*OBJECTIVE*:
Skip the pictures. Transcribe the rest of the data below without changing a word.

*MATERIALS PROVIDED*:
** Start **
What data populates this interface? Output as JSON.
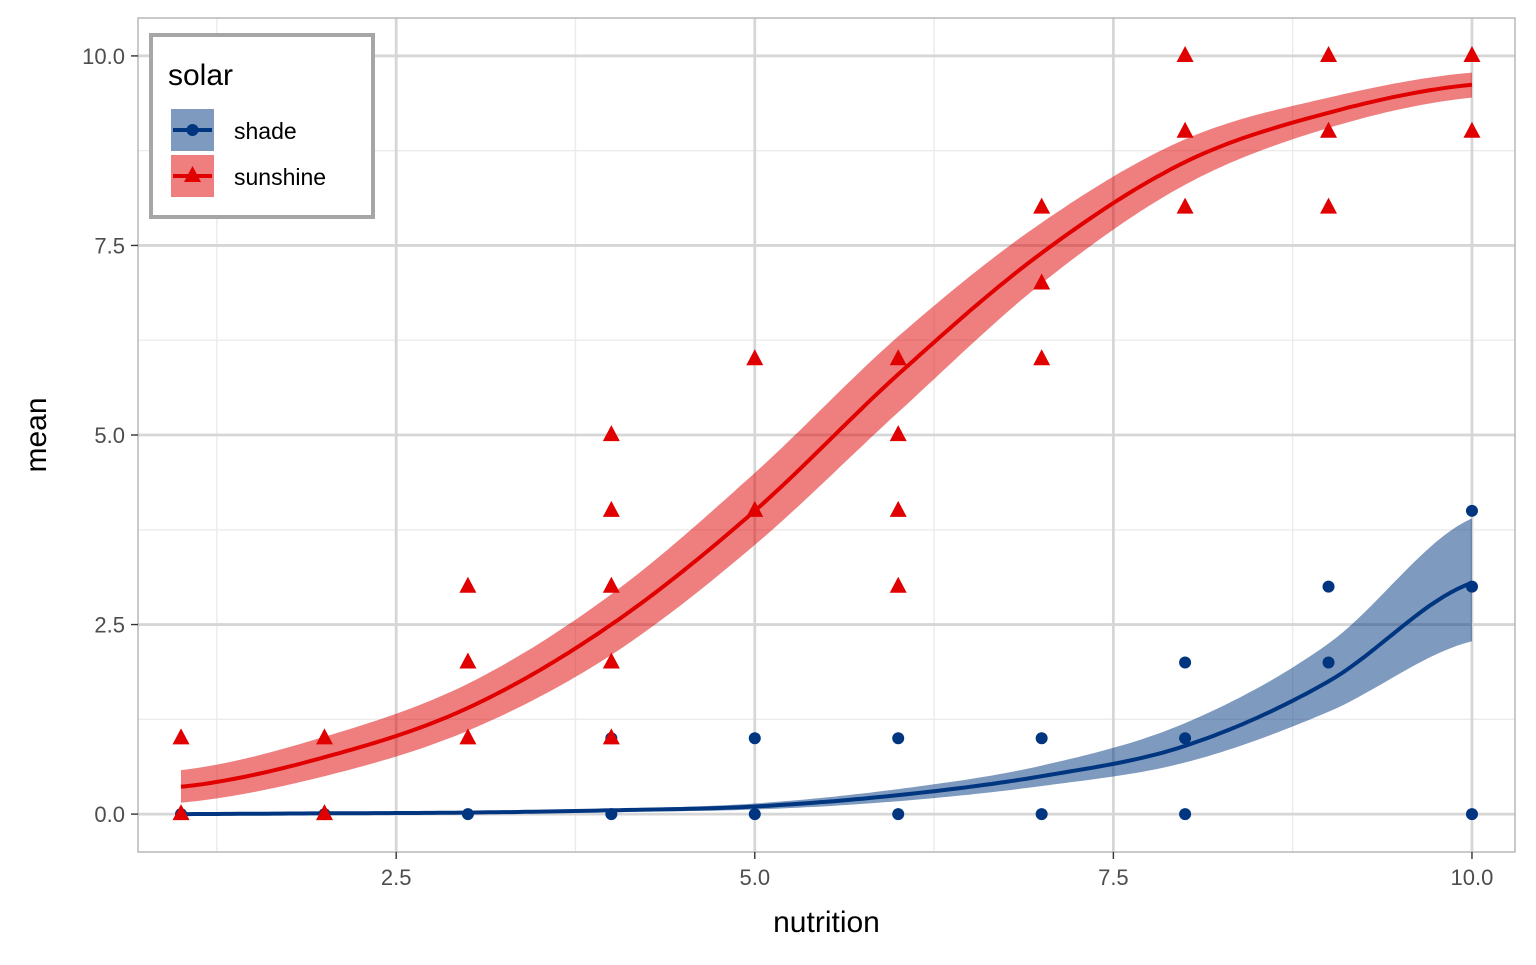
{
  "chart_data": {
    "type": "scatter",
    "xlabel": "nutrition",
    "ylabel": "mean",
    "xlim": [
      0.7,
      10.3
    ],
    "ylim": [
      -0.5,
      10.5
    ],
    "x_ticks": [
      "2.5",
      "5.0",
      "7.5",
      "10.0"
    ],
    "y_ticks": [
      "0.0",
      "2.5",
      "5.0",
      "7.5",
      "10.0"
    ],
    "grid": true,
    "legend": {
      "title": "solar",
      "position": "top-left",
      "entries": [
        "shade",
        "sunshine"
      ]
    },
    "series": [
      {
        "name": "shade",
        "color": "#003580",
        "marker": "circle",
        "points": [
          [
            1,
            0
          ],
          [
            2,
            0
          ],
          [
            3,
            0
          ],
          [
            4,
            0
          ],
          [
            4,
            1
          ],
          [
            5,
            0
          ],
          [
            5,
            1
          ],
          [
            6,
            0
          ],
          [
            6,
            1
          ],
          [
            7,
            0
          ],
          [
            7,
            1
          ],
          [
            8,
            0
          ],
          [
            8,
            1
          ],
          [
            8,
            2
          ],
          [
            9,
            2
          ],
          [
            9,
            3
          ],
          [
            10,
            0
          ],
          [
            10,
            3
          ],
          [
            10,
            4
          ]
        ],
        "fit": {
          "x": [
            1,
            2,
            3,
            4,
            5,
            6,
            7,
            8,
            9,
            10
          ],
          "y": [
            0.0,
            0.01,
            0.02,
            0.05,
            0.1,
            0.25,
            0.5,
            0.9,
            1.75,
            3.05
          ],
          "lower": [
            0.0,
            0.005,
            0.01,
            0.03,
            0.06,
            0.17,
            0.37,
            0.68,
            1.35,
            2.28
          ],
          "upper": [
            0.0,
            0.02,
            0.035,
            0.07,
            0.14,
            0.33,
            0.64,
            1.2,
            2.25,
            3.9
          ]
        }
      },
      {
        "name": "sunshine",
        "color": "#e00000",
        "marker": "triangle",
        "points": [
          [
            1,
            0
          ],
          [
            1,
            1
          ],
          [
            2,
            0
          ],
          [
            2,
            1
          ],
          [
            3,
            1
          ],
          [
            3,
            2
          ],
          [
            3,
            3
          ],
          [
            4,
            1
          ],
          [
            4,
            2
          ],
          [
            4,
            3
          ],
          [
            4,
            4
          ],
          [
            4,
            5
          ],
          [
            5,
            4
          ],
          [
            5,
            6
          ],
          [
            6,
            3
          ],
          [
            6,
            4
          ],
          [
            6,
            5
          ],
          [
            6,
            6
          ],
          [
            7,
            6
          ],
          [
            7,
            7
          ],
          [
            7,
            8
          ],
          [
            8,
            8
          ],
          [
            8,
            9
          ],
          [
            8,
            10
          ],
          [
            9,
            8
          ],
          [
            9,
            9
          ],
          [
            9,
            10
          ],
          [
            10,
            9
          ],
          [
            10,
            10
          ]
        ],
        "fit": {
          "x": [
            1,
            2,
            3,
            4,
            5,
            6,
            7,
            8,
            9,
            10
          ],
          "y": [
            0.36,
            0.75,
            1.4,
            2.5,
            4.0,
            5.8,
            7.4,
            8.6,
            9.25,
            9.62
          ],
          "lower": [
            0.15,
            0.5,
            1.1,
            2.1,
            3.55,
            5.3,
            7.0,
            8.3,
            9.05,
            9.45
          ],
          "upper": [
            0.58,
            1.02,
            1.72,
            2.9,
            4.5,
            6.3,
            7.8,
            8.9,
            9.45,
            9.78
          ]
        }
      }
    ]
  }
}
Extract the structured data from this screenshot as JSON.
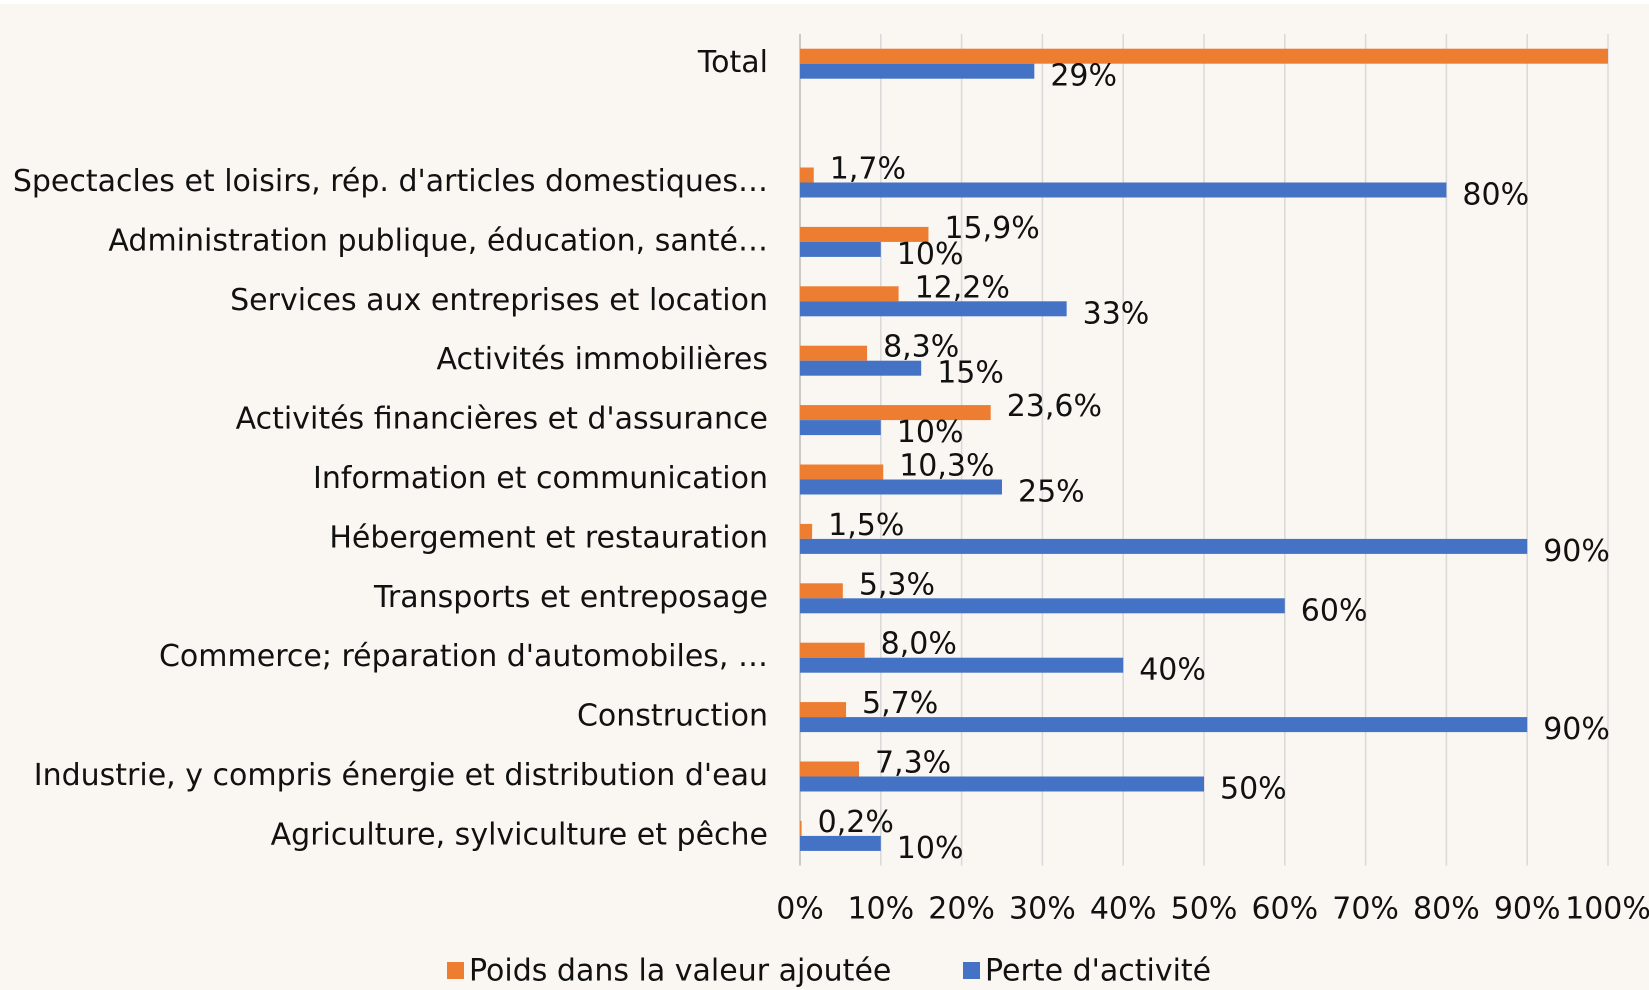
{
  "chart_data": {
    "type": "bar",
    "orientation": "horizontal",
    "categories": [
      "Total",
      null,
      "Spectacles et loisirs, rép. d'articles domestiques…",
      "Administration publique, éducation, santé…",
      "Services aux entreprises et location",
      "Activités immobilières",
      "Activités financières et d'assurance",
      "Information et communication",
      "Hébergement et restauration",
      "Transports et entreposage",
      "Commerce; réparation d'automobiles, …",
      "Construction",
      "Industrie, y compris énergie et distribution d'eau",
      "Agriculture, sylviculture et pêche"
    ],
    "series": [
      {
        "name": "Poids dans la valeur ajoutée",
        "color": "#ed7d31",
        "values": [
          100,
          null,
          1.7,
          15.9,
          12.2,
          8.3,
          23.6,
          10.3,
          1.5,
          5.3,
          8.0,
          5.7,
          7.3,
          0.2
        ],
        "value_labels": [
          null,
          null,
          "1,7%",
          "15,9%",
          "12,2%",
          "8,3%",
          "23,6%",
          "10,3%",
          "1,5%",
          "5,3%",
          "8,0%",
          "5,7%",
          "7,3%",
          "0,2%"
        ]
      },
      {
        "name": "Perte d'activité",
        "color": "#4472c4",
        "values": [
          29,
          null,
          80,
          10,
          33,
          15,
          10,
          25,
          90,
          60,
          40,
          90,
          50,
          10
        ],
        "value_labels": [
          "29%",
          null,
          "80%",
          "10%",
          "33%",
          "15%",
          "10%",
          "25%",
          "90%",
          "60%",
          "40%",
          "90%",
          "50%",
          "10%"
        ]
      }
    ],
    "xlim": [
      0,
      100
    ],
    "xticks": [
      {
        "value": 0,
        "label": "0%"
      },
      {
        "value": 10,
        "label": "10%"
      },
      {
        "value": 20,
        "label": "20%"
      },
      {
        "value": 30,
        "label": "30%"
      },
      {
        "value": 40,
        "label": "40%"
      },
      {
        "value": 50,
        "label": "50%"
      },
      {
        "value": 60,
        "label": "60%"
      },
      {
        "value": 70,
        "label": "70%"
      },
      {
        "value": 80,
        "label": "80%"
      },
      {
        "value": 90,
        "label": "90%"
      },
      {
        "value": 100,
        "label": "100%"
      }
    ],
    "grid": true,
    "legend": "bottom"
  }
}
** End **
*EXERCISE RESULT*:
What data populates this interface? Output as JSON.
{
  "chart_data": {
    "type": "scatter",
    "xlabel": "nutrition",
    "ylabel": "mean",
    "xlim": [
      0.7,
      10.3
    ],
    "ylim": [
      -0.5,
      10.5
    ],
    "x_ticks": [
      "2.5",
      "5.0",
      "7.5",
      "10.0"
    ],
    "y_ticks": [
      "0.0",
      "2.5",
      "5.0",
      "7.5",
      "10.0"
    ],
    "grid": true,
    "legend": {
      "title": "solar",
      "position": "top-left",
      "entries": [
        "shade",
        "sunshine"
      ]
    },
    "series": [
      {
        "name": "shade",
        "color": "#003580",
        "marker": "circle",
        "points": [
          [
            1,
            0
          ],
          [
            2,
            0
          ],
          [
            3,
            0
          ],
          [
            4,
            0
          ],
          [
            4,
            1
          ],
          [
            5,
            0
          ],
          [
            5,
            1
          ],
          [
            6,
            0
          ],
          [
            6,
            1
          ],
          [
            7,
            0
          ],
          [
            7,
            1
          ],
          [
            8,
            0
          ],
          [
            8,
            1
          ],
          [
            8,
            2
          ],
          [
            9,
            2
          ],
          [
            9,
            3
          ],
          [
            10,
            0
          ],
          [
            10,
            3
          ],
          [
            10,
            4
          ]
        ],
        "fit": {
          "x": [
            1,
            2,
            3,
            4,
            5,
            6,
            7,
            8,
            9,
            10
          ],
          "y": [
            0.0,
            0.01,
            0.02,
            0.05,
            0.1,
            0.25,
            0.5,
            0.9,
            1.75,
            3.05
          ],
          "lower": [
            0.0,
            0.005,
            0.01,
            0.03,
            0.06,
            0.17,
            0.37,
            0.68,
            1.35,
            2.28
          ],
          "upper": [
            0.0,
            0.02,
            0.035,
            0.07,
            0.14,
            0.33,
            0.64,
            1.2,
            2.25,
            3.9
          ]
        }
      },
      {
        "name": "sunshine",
        "color": "#e00000",
        "marker": "triangle",
        "points": [
          [
            1,
            0
          ],
          [
            1,
            1
          ],
          [
            2,
            0
          ],
          [
            2,
            1
          ],
          [
            3,
            1
          ],
          [
            3,
            2
          ],
          [
            3,
            3
          ],
          [
            4,
            1
          ],
          [
            4,
            2
          ],
          [
            4,
            3
          ],
          [
            4,
            4
          ],
          [
            4,
            5
          ],
          [
            5,
            4
          ],
          [
            5,
            6
          ],
          [
            6,
            3
          ],
          [
            6,
            4
          ],
          [
            6,
            5
          ],
          [
            6,
            6
          ],
          [
            7,
            6
          ],
          [
            7,
            7
          ],
          [
            7,
            8
          ],
          [
            8,
            8
          ],
          [
            8,
            9
          ],
          [
            8,
            10
          ],
          [
            9,
            8
          ],
          [
            9,
            9
          ],
          [
            9,
            10
          ],
          [
            10,
            9
          ],
          [
            10,
            10
          ]
        ],
        "fit": {
          "x": [
            1,
            2,
            3,
            4,
            5,
            6,
            7,
            8,
            9,
            10
          ],
          "y": [
            0.36,
            0.75,
            1.4,
            2.5,
            4.0,
            5.8,
            7.4,
            8.6,
            9.25,
            9.62
          ],
          "lower": [
            0.15,
            0.5,
            1.1,
            2.1,
            3.55,
            5.3,
            7.0,
            8.3,
            9.05,
            9.45
          ],
          "upper": [
            0.58,
            1.02,
            1.72,
            2.9,
            4.5,
            6.3,
            7.8,
            8.9,
            9.45,
            9.78
          ]
        }
      }
    ]
  }
}
Extract the structured data from this screenshot as JSON.
{
  "chart_data": {
    "type": "bar",
    "orientation": "horizontal",
    "categories": [
      "Total",
      null,
      "Spectacles et loisirs, rép. d'articles domestiques…",
      "Administration publique, éducation, santé…",
      "Services aux entreprises et location",
      "Activités immobilières",
      "Activités financières et d'assurance",
      "Information et communication",
      "Hébergement et restauration",
      "Transports et entreposage",
      "Commerce; réparation d'automobiles, …",
      "Construction",
      "Industrie, y compris énergie et distribution d'eau",
      "Agriculture, sylviculture et pêche"
    ],
    "series": [
      {
        "name": "Poids dans la valeur ajoutée",
        "color": "#ed7d31",
        "values": [
          100,
          null,
          1.7,
          15.9,
          12.2,
          8.3,
          23.6,
          10.3,
          1.5,
          5.3,
          8.0,
          5.7,
          7.3,
          0.2
        ],
        "value_labels": [
          null,
          null,
          "1,7%",
          "15,9%",
          "12,2%",
          "8,3%",
          "23,6%",
          "10,3%",
          "1,5%",
          "5,3%",
          "8,0%",
          "5,7%",
          "7,3%",
          "0,2%"
        ]
      },
      {
        "name": "Perte d'activité",
        "color": "#4472c4",
        "values": [
          29,
          null,
          80,
          10,
          33,
          15,
          10,
          25,
          90,
          60,
          40,
          90,
          50,
          10
        ],
        "value_labels": [
          "29%",
          null,
          "80%",
          "10%",
          "33%",
          "15%",
          "10%",
          "25%",
          "90%",
          "60%",
          "40%",
          "90%",
          "50%",
          "10%"
        ]
      }
    ],
    "xlim": [
      0,
      100
    ],
    "xticks": [
      {
        "value": 0,
        "label": "0%"
      },
      {
        "value": 10,
        "label": "10%"
      },
      {
        "value": 20,
        "label": "20%"
      },
      {
        "value": 30,
        "label": "30%"
      },
      {
        "value": 40,
        "label": "40%"
      },
      {
        "value": 50,
        "label": "50%"
      },
      {
        "value": 60,
        "label": "60%"
      },
      {
        "value": 70,
        "label": "70%"
      },
      {
        "value": 80,
        "label": "80%"
      },
      {
        "value": 90,
        "label": "90%"
      },
      {
        "value": 100,
        "label": "100%"
      }
    ],
    "grid": true,
    "legend": "bottom"
  }
}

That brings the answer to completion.